## Extracted text
☆ ☆ ☆ ☆ ☆ ☆ ☆
Moreover, courts frequently and unfairly failed to check, or enable the regime’s attempts to repress criticism or retaliate against those who express open opposition to its most prominent, widely publicized policies through procedural delays, bail denials, allowing prolonged detention without trial, and imposing harsh sentences on protesters. Besigye and Kyagulanyi have been repeatedly detained and placed under house arrest, with some of their cases unresolved for years. Charges against both figures have lingered in the courts. For example, Kyagulanyi was charged in 2018, and his case went unheard for years, while treason proceedings against Besigye, initiated in late 2024, remained pending and procedurally contested through 2025.

Members of the judicial branch who act contrary to the regime’s interests or who are perceived as a threat face retaliation through intimidation, public attacks, disciplinary action, and institutional sidelining. Supreme Court Justice Esther Kisaakye encountered disciplinary proceedings after delivering a dissenting judgment favoring an opposition leader in the 2021 presidential election petition. In retaliation, the JSC withheld her salary and refused to allocate work to her. In 2005, armed security officials invaded the High Court during proceedings to intimidate judges and disrupt judicial proceedings related to bail applications for alleged members of the People’s Redemption Army.
☆ ☆ ☆ ☆ ☆ ☆ ☆
## Page segmentation data
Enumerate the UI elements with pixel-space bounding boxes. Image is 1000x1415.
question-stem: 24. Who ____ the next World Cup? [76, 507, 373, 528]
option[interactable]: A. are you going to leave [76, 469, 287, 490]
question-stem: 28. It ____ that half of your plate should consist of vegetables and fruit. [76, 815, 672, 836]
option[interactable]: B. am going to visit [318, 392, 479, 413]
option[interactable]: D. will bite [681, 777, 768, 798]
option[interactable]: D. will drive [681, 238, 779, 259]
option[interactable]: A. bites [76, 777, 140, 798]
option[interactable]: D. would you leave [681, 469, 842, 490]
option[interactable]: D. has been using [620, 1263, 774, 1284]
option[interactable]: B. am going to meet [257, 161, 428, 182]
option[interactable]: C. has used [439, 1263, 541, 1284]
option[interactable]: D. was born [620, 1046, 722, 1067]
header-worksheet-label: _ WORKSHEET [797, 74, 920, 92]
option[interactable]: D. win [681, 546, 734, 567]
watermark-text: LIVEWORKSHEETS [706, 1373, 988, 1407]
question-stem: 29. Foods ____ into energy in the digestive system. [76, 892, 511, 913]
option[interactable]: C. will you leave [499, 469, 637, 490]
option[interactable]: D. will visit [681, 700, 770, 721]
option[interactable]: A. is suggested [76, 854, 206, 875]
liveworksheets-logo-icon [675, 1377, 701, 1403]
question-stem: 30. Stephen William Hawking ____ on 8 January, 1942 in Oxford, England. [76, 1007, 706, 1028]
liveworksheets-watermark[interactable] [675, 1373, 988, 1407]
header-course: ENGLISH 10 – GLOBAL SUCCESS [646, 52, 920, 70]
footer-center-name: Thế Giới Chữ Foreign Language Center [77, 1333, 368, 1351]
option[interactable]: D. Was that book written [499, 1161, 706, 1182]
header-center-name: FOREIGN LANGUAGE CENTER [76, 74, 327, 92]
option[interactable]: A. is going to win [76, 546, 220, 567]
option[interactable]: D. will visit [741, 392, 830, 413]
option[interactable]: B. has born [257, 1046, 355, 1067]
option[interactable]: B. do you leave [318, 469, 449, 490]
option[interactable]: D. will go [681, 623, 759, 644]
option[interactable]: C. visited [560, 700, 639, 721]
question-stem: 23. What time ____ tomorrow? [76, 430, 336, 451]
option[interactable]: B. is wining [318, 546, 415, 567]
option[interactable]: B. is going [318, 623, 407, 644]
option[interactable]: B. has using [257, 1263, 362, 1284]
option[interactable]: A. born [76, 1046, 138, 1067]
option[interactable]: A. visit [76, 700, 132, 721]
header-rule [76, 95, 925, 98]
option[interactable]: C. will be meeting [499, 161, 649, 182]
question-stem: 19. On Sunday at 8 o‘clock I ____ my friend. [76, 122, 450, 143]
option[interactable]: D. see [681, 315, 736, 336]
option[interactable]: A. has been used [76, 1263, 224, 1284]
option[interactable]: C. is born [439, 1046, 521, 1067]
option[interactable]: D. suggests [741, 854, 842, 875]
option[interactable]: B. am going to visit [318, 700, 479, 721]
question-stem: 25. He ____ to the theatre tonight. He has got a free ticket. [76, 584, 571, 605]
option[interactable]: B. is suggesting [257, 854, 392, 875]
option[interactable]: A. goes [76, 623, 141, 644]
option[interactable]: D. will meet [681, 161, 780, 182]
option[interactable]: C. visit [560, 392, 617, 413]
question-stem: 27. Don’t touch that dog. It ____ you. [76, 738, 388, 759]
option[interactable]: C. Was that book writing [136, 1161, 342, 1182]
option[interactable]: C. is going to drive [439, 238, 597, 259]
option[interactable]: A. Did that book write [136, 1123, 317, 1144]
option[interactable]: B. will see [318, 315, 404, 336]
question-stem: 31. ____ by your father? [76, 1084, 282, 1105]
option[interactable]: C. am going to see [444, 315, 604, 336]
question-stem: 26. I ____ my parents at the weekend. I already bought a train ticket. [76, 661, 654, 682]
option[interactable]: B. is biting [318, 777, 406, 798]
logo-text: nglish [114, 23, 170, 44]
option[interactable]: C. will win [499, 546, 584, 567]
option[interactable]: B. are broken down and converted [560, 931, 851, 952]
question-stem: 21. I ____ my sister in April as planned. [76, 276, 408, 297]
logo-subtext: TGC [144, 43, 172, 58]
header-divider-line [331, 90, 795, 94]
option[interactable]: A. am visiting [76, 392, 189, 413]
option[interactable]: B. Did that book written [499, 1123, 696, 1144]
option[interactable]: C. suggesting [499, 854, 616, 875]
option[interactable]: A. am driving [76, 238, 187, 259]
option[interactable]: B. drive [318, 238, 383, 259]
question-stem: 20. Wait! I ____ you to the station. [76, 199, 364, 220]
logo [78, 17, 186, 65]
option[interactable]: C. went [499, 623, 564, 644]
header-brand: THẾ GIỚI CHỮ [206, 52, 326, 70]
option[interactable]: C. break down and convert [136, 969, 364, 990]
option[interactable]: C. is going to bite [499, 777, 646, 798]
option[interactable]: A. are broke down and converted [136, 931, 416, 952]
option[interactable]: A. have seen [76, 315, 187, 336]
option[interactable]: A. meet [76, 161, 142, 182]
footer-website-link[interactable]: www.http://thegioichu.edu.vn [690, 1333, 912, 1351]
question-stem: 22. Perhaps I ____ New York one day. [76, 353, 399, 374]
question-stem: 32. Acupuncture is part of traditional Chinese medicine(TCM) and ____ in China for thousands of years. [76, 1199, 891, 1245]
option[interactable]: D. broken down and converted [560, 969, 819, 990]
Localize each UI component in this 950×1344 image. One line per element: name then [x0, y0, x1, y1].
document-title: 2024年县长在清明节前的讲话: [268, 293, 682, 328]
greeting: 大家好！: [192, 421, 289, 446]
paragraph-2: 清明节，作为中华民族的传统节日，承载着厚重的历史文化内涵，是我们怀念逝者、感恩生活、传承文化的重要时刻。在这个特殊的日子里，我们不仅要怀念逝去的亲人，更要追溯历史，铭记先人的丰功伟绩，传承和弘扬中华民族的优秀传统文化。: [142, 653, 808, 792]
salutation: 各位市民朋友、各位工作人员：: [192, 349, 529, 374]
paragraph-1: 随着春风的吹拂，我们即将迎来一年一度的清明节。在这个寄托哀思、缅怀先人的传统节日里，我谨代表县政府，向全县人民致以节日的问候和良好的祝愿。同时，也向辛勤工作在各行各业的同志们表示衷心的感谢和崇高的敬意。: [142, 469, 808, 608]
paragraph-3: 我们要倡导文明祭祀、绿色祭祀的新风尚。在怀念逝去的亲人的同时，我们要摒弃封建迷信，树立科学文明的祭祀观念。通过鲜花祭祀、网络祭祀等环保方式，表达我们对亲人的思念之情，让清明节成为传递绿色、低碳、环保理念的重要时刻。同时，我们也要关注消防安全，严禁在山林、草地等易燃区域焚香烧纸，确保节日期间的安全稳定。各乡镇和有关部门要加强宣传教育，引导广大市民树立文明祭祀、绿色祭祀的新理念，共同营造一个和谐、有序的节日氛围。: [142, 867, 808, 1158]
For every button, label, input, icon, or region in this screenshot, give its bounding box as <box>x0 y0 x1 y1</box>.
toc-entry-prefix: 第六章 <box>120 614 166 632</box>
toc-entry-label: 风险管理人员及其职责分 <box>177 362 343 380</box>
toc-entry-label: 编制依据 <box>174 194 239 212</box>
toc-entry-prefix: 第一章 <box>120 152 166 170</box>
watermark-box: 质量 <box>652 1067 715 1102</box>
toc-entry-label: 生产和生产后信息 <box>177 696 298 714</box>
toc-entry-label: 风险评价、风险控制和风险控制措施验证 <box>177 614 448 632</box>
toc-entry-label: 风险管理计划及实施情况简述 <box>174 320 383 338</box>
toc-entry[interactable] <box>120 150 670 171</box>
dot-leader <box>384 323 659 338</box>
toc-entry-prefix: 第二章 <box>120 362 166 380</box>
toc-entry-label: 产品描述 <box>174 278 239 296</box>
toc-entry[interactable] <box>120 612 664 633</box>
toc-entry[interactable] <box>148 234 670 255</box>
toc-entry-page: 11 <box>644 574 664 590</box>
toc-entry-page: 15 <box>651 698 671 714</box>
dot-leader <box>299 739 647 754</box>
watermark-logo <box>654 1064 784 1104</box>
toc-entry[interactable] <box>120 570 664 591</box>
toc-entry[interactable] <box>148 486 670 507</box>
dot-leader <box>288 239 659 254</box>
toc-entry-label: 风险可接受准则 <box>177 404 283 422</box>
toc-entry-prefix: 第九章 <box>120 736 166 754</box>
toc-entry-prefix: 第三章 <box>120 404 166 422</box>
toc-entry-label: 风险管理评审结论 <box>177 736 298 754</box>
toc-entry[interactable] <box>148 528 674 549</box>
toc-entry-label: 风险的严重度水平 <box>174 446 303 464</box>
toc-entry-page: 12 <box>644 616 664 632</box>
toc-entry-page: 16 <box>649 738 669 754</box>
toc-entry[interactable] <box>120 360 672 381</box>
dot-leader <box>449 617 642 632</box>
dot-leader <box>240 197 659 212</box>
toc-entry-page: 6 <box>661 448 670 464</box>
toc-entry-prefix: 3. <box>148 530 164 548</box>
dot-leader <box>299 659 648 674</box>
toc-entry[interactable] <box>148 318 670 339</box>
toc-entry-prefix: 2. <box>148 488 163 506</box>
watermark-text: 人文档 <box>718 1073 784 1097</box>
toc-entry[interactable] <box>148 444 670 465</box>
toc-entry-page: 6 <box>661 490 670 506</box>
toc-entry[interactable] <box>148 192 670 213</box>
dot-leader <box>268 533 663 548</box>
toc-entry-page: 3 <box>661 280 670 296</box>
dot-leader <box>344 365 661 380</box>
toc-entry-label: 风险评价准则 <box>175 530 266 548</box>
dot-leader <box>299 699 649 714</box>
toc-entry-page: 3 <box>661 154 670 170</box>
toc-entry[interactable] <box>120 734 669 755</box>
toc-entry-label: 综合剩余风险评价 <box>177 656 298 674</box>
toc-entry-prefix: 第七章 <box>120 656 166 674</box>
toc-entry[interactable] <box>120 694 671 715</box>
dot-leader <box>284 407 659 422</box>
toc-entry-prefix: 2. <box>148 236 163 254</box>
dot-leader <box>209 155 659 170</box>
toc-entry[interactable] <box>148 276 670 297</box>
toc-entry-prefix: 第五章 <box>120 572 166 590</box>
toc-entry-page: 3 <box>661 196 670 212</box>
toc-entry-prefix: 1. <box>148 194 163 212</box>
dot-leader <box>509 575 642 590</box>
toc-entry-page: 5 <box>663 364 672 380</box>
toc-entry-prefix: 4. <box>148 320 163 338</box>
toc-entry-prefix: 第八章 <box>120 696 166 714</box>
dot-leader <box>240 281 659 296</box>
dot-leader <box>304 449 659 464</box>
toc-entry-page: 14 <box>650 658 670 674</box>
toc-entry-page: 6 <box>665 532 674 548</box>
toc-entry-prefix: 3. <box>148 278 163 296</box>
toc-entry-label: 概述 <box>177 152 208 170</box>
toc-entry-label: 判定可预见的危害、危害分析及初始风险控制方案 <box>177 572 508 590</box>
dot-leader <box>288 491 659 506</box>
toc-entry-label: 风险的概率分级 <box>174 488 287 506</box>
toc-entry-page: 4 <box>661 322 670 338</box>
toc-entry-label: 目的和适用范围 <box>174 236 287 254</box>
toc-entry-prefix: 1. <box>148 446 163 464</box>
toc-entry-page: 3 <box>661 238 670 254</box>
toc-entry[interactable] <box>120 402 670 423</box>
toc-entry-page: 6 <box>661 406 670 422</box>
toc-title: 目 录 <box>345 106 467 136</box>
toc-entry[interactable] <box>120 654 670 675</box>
☆ ☆ ☆ ☆ ☆ ☆ ☆
## Task prompt
Reproduce the passage on courts and judicial retaliation word for word, starting at "Moreover, courts frequently" and ending at "contested through 2025.". None of these entries is needed for what is asked here.

## Answer to the exercise
Moreover, courts frequently and unfairly failed to check, or enable the regime’s attempts to repress criticism or retaliate against those who express open opposition to its most prominent, widely publicized policies through procedural delays, bail denials, allowing prolonged detention without trial, and imposing harsh sentences on protesters. Besigye and Kyagulanyi have been repeatedly detained and placed under house arrest, with some of their cases unresolved for years. Charges against both figures have lingered in the courts. For example, Kyagulanyi was charged in 2018, and his case went unheard for years, while treason proceedings against Besigye, initiated in late 2024, remained pending and procedurally contested through 2025.